═════ Material shown
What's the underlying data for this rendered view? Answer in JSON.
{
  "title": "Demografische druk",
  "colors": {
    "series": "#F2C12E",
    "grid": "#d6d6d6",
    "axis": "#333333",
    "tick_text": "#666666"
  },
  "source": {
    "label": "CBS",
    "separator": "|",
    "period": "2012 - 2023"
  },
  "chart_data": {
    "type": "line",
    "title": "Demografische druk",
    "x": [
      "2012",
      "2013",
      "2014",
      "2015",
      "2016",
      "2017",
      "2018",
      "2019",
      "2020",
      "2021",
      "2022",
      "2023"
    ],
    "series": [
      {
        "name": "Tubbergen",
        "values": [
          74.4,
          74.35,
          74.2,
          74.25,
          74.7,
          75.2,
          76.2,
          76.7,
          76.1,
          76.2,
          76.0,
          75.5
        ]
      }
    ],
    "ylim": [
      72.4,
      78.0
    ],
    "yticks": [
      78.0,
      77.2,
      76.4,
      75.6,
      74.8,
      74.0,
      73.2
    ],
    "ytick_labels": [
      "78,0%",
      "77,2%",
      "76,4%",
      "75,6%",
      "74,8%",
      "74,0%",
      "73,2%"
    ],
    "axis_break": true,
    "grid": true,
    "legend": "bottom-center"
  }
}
══════════
═════ Material shown
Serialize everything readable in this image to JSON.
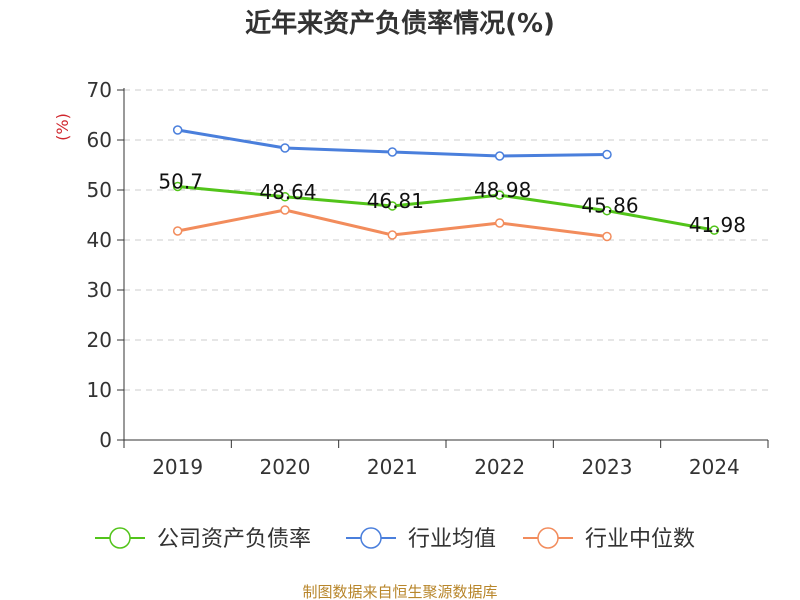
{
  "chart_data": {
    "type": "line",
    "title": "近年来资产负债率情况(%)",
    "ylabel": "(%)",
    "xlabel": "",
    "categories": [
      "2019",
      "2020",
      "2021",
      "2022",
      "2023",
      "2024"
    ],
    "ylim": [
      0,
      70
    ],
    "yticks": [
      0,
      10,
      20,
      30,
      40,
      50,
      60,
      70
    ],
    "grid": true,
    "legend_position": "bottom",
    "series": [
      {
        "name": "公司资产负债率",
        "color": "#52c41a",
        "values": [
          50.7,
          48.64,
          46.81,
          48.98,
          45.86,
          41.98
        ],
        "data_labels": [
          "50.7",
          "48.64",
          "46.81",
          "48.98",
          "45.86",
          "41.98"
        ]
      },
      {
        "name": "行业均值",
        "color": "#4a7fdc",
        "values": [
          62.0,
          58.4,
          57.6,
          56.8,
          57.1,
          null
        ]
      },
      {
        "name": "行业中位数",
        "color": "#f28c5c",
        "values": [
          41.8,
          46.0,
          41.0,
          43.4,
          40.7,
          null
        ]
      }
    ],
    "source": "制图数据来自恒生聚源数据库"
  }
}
══════════
### Problem requirements
Look through the entries above and list every line containing "this".

### Solution to the problem
What's the underlying data for this rendered view? Answer in JSON.
Serialize everything readable in this image to JSON.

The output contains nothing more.